Locate all lines with the word "santi" and copy them out.
>>>
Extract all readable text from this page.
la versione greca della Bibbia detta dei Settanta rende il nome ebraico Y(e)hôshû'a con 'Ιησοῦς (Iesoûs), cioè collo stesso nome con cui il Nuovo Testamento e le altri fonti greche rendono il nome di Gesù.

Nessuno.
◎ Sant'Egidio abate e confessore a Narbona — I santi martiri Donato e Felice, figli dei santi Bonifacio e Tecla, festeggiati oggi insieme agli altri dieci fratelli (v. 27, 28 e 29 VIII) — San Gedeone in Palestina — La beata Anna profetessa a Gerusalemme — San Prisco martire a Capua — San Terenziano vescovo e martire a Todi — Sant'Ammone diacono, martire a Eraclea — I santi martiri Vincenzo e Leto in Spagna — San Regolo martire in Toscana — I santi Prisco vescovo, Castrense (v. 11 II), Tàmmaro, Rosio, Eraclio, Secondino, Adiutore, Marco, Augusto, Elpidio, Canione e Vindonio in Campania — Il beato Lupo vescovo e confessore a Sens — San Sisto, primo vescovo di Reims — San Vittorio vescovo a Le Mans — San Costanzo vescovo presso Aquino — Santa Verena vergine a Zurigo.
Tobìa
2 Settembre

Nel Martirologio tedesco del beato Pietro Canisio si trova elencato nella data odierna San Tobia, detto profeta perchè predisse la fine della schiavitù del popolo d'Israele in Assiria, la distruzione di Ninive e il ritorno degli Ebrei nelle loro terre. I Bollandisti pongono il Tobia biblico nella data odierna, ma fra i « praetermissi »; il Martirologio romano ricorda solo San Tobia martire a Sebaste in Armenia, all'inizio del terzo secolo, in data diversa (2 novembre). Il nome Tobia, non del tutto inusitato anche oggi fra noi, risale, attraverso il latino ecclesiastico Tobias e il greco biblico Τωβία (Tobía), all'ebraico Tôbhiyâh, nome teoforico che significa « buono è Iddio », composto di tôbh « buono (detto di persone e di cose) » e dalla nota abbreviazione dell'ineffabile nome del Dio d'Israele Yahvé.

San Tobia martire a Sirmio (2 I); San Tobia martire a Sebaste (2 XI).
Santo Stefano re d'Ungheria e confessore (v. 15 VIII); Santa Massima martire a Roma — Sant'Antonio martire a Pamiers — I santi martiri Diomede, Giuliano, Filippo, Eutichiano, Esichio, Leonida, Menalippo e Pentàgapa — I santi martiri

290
<<<
Output of the task »
◎ Sant'Egidio abate e confessore a Narbona — I santi martiri Donato e Felice, figli dei santi Bonifacio e Tecla, festeggiati oggi insieme agli altri dieci fratelli (v. 27, 28 e 29 VIII) — San Gedeone in Palestina — La beata Anna profetessa a Gerusalemme — San Prisco martire a Capua — San Terenziano vescovo e martire a Todi — Sant'Ammone diacono, martire a Eraclea — I santi martiri Vincenzo e Leto in Spagna — San Regolo martire in Toscana — I santi Prisco vescovo, Castrense (v. 11 II), Tàmmaro, Rosio, Eraclio, Secondino, Adiutore, Marco, Augusto, Elpidio, Canione e Vindonio in Campania — Il beato Lupo vescovo e confessore a Sens — San Sisto, primo vescovo di Reims — San Vittorio vescovo a Le Mans — San Costanzo vescovo presso Aquino — Santa Verena vergine a Zurigo.
Santo Stefano re d'Ungheria e confessore (v. 15 VIII); Santa Massima martire a Roma — Sant'Antonio martire a Pamiers — I santi martiri Diomede, Giuliano, Filippo, Eutichiano, Esichio, Leonida, Menalippo e Pentàgapa — I santi martiri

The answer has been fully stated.